> _QUELLE_:
────────────────────────────────────────

Selim Ersoy, Historiker und Spezialist für Beziehungen zwischen Osmanen und Habsburgern, findet in seiner Wohnung in Wien die Leiche einer jungen Frau. Elisabeth Holzbauer, Model und Performancekünstlerin, wurde mit dem Tuch eines türkischen Designers erwürgt. Eine Tulpe ist in ihre Haut eingeritzt. Auf einem Foto ist sie nackt, nur mit einem Kopftuch bekleidet, mit dem Designer Aslan, Selim Ersoys Bruder, abgebildet. War das ihr Todesurteil? Ist das Model einem Islamisten zum Opfer gefallen? Welche Rolle spielen ihr Bruder Richard und der Teppichhändler Hans Maier, der ihr Liebhaber war? Gina Sonnenfels, Ermittlerin aus Berlin und Kennerin der Modeszene, ermittelt im türkischen Wien.
Süddeutsche Zeitung | Besprechung von 03.06.2011VERBRECHEN & AUFKLÄRUNG
Die Tote mit dem Kopftuch
Ausdauernd, krautig sollen sie sein, Geophyten, mit Zwiebeln als Überdauerungsorganen, die ihrerseits Stolonen bilden, nichtsdestotrotz hält sich das Vorurteil, sie seien dumm: die Tulpen. Aber das gilt selbstverständlich nur im Westen. Anderswo, in der Türkei zum Beispiel, sind sie Nationalsymbol, da stehen sie für Fruchtbarkeit, Leben, wahre Liebe, da gab es Tulpenmuster in Teppichen, Tüchern und auf Kacheln, lange bevor die Holländer Wind davon bekamen.
All das kriegt Gina Maria Sonnenfels allmählich mit, sie bildet sich, das muss sie, als Sonderermittlerin mit Spezialgebiet Mode: Ein Model ist gefunden worden, erwürgt mit einem Kopftuch, in einen Teppich eingewickelt, auf der Schulter ein orientalisches Tulpenmuster, mit tropfenförmigen Blüten, per Teppichmesser eingeritzt. Ein Model übrigens, das Skandal verursacht hat, sich beinahe nackt hat fotografieren lassen: Sie hatte nur ein Kopftuch an.
Die den Mord aufklären soll, Gina Maria Sonnenfels, 37, Österreicherin, also für Launentiefs zu haben, führt eine mäklig-bohemistische Berliner Existenz. Sie ist selber kurzfristig als Model aufgetreten, das gegen die Leichenbittermienen der anderen gern ein frisches Lachen aufsetzte. Nun werkelt sie als Gelegenheitsdesignerin und Gelegenheitskolumnistin bei Frauenzeitschriften und, etwas wirklichkeitsfremd, in österreichischen Angelegenheiten auch mal für die Berliner Polizei.
Vor einem Jahr, als Sabine Scholl, selber Österreicherin in Berlin, ihre Mode-Ermittlerin in „Giftige Kleider“ zum ersten Mal bemühte, war’s ein Dirndl-Mord an der österreichischen Botschaft. Eine Staatsangelegenheit, denn natürlich hätte es sein können, dass es am Stoff lag, der in Feuer aufgegangen ist. Das musste, aus Export-Gründen, vorsichtig behandelt werden, also anders als Gina Maria Sonnenfels normalerweise vorgeht. Sie schlief denn auch, mehr oder weniger aus Versehen, mit dem Mörder – und wenn sie grad nicht aufpasst, widerfährt ihr das auch diesmal.

────────────────────────────────────────

> _ZU BEARBEITENDE AUFGABEN_:
(a) Wie alt ist Gina Maria Sonnenfels laut dem Text über den Wiener Modekrimi?
(b) Knüpfe an den Text über den Wiener Modekrimi an und schreibe ihn nach seinem letzten Satz weiter.
Die Datensätze braucht man hier nicht.

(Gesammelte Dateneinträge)
────────────────────────────────────────

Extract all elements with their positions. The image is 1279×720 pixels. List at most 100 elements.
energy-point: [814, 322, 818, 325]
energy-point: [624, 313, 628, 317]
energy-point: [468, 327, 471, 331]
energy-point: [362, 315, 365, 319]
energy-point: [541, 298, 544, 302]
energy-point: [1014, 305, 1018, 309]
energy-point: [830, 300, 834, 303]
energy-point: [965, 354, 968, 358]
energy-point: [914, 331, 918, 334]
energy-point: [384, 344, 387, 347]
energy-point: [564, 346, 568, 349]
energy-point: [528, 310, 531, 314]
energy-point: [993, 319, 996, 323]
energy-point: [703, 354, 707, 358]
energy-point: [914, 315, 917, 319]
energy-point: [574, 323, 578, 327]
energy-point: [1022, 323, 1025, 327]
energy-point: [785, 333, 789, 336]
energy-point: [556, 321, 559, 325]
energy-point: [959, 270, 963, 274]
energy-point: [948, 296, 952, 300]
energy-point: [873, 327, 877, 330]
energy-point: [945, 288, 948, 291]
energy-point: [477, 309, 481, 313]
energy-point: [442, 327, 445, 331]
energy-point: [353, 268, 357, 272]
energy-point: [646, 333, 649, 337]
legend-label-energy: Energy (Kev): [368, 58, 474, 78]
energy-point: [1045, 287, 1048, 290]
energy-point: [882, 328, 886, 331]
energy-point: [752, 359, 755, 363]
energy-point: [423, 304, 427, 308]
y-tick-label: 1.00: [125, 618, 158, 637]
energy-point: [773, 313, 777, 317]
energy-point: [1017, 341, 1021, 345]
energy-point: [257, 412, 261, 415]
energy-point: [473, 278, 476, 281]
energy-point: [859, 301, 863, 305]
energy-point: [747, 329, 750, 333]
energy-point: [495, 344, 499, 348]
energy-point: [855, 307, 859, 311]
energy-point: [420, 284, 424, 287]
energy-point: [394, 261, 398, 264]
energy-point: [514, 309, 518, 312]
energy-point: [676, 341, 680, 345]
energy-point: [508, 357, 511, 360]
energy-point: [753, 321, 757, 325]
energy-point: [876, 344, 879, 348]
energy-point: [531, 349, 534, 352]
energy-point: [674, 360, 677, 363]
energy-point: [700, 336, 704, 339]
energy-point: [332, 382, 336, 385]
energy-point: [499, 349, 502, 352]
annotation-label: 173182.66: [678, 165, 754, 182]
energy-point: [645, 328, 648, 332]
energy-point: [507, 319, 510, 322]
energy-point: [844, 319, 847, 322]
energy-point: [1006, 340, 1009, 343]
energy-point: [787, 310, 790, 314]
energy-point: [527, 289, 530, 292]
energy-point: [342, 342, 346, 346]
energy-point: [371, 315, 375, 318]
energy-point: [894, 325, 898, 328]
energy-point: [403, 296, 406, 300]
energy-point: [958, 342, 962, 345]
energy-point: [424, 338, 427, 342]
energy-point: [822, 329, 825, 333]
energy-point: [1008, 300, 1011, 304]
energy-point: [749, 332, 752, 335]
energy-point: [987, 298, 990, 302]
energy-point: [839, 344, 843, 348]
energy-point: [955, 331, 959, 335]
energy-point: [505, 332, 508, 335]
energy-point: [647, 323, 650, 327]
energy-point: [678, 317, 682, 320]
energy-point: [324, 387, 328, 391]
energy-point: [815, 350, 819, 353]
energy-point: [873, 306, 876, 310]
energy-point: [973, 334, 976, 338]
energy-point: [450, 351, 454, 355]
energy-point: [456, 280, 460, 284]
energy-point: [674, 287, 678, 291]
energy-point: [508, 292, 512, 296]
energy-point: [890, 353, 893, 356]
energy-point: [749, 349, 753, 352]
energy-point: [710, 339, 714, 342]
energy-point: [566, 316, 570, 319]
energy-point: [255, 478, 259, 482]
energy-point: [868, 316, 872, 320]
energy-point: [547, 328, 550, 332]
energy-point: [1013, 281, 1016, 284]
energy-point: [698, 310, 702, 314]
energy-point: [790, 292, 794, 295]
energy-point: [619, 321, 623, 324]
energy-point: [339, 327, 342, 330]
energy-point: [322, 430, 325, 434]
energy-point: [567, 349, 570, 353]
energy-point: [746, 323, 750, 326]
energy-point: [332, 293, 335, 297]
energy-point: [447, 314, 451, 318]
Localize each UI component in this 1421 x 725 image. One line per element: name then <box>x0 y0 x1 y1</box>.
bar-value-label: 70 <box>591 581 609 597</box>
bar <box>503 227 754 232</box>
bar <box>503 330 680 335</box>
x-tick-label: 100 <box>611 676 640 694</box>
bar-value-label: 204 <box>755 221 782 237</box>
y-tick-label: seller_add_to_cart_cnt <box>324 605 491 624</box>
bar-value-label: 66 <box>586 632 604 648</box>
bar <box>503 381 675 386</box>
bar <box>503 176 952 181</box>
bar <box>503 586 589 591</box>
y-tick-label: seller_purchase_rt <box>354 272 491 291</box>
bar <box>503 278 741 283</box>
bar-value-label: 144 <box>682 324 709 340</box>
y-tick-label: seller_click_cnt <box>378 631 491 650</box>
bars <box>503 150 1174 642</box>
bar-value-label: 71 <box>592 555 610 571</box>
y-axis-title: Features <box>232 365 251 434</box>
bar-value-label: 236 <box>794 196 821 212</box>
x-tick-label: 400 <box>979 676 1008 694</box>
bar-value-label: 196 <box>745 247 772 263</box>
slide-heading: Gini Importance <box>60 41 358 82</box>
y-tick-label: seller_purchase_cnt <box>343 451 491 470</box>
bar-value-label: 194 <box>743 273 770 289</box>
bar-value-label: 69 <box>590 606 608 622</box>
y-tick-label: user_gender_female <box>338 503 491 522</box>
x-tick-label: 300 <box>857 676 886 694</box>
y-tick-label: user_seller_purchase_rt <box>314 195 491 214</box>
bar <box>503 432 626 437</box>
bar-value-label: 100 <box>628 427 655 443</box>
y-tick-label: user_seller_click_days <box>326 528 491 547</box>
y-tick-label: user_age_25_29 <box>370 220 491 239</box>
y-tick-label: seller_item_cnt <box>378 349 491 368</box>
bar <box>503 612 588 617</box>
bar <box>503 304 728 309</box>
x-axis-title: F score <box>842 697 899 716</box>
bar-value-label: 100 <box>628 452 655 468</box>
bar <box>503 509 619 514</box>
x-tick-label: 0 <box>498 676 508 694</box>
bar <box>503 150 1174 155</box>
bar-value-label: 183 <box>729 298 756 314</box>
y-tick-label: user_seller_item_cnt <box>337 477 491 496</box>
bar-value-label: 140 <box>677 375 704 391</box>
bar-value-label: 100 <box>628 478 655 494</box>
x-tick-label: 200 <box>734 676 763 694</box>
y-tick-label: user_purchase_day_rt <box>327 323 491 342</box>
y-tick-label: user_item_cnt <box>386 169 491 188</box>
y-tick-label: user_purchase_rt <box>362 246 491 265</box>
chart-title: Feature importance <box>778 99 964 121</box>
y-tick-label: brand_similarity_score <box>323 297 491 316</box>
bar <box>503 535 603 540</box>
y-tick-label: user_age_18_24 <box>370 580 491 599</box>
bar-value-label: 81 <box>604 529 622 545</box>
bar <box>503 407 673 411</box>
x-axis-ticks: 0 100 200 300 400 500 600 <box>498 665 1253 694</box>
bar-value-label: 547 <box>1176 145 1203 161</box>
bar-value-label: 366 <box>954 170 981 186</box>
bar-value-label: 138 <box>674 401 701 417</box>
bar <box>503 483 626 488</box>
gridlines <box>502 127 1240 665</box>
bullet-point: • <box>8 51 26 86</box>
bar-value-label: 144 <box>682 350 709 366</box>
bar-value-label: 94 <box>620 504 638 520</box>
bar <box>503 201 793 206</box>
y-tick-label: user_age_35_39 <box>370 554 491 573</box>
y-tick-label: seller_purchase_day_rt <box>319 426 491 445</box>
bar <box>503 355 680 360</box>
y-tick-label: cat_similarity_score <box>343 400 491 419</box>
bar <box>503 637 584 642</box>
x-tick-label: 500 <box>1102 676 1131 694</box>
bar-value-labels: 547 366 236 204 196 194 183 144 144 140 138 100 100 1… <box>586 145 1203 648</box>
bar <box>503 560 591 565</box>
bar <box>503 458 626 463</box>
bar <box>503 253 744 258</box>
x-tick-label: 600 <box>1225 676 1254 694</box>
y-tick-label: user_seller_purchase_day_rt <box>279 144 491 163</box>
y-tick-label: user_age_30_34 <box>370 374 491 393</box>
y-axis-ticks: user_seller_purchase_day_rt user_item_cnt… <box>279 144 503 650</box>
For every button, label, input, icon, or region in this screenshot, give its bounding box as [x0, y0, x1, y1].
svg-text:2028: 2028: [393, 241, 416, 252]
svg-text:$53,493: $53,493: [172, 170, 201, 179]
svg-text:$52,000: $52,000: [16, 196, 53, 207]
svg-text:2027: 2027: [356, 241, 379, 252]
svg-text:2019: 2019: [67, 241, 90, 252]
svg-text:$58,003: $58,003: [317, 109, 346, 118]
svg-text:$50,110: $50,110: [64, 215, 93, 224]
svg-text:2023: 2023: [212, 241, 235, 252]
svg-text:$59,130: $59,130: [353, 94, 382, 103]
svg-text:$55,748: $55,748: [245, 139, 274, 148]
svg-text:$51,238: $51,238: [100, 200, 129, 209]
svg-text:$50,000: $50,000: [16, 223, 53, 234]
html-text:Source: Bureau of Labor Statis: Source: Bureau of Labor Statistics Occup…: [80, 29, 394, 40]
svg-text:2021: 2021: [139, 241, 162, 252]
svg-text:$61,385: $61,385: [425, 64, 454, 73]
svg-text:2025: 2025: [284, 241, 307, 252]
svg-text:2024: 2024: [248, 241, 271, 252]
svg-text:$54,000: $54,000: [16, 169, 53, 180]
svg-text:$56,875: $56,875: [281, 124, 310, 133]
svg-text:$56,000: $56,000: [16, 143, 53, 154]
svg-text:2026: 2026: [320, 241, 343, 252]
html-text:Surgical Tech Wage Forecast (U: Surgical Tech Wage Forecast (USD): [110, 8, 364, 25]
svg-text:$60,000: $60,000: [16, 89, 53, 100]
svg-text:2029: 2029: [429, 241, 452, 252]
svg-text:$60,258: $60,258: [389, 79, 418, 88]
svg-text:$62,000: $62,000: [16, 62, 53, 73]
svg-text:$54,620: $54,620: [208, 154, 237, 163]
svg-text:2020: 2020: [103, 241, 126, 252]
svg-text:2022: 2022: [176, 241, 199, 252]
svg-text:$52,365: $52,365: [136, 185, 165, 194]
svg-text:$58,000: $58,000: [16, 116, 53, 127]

────────────────────────────────────────

> _LÖSUNGEN_:
(a) Sie ist 37 Jahre alt.

(b)
Gina ist eine typische Mischgestalt. Einerseits hat sie etwas österreichisches Krimiblut, was den, bei einem regelstrengen Genre gerngesehenen Unsinns- und Unberechenbarkeitsgrad traditionsgemäß erhöht. Andrerseits merkt man ihr die Berliner Wohngegend, den gestern trendnahen Zionskirchplatz, an. Gina ist also dazu verpflichtet, grantelnd, schlampenhaft, aber auch etwas schick und trottelig zu sein. Und manchmal hilft ihr gar nichts mehr. In „Tödliche Tulpen“ (Deuticke-Verlag, Wien, 238 S., 18,90 Euro) lässt Sabine Scholl sie oft Biker-Stiefel tragen, das anerkannt dümmste Schuhkleid für Nichtprofis.
Überhaupt ist Gina Sonnenfels in der Modewelt nur halb zu Hause. Auf der Spur der Toten kommt sie in das Berliner Büro des türkischen Topdesigners, der das Tuch entworfen hat, mit dem das Opfer erwürgt wurde. Aslan heißt er und schenkt auch Gina ein besonderes Tuch, das sie bei den Näherinnen in der schummrigen Neuköllner Werkstatt des Meisters alt aussehen lässt, sie kennen die Zeichen.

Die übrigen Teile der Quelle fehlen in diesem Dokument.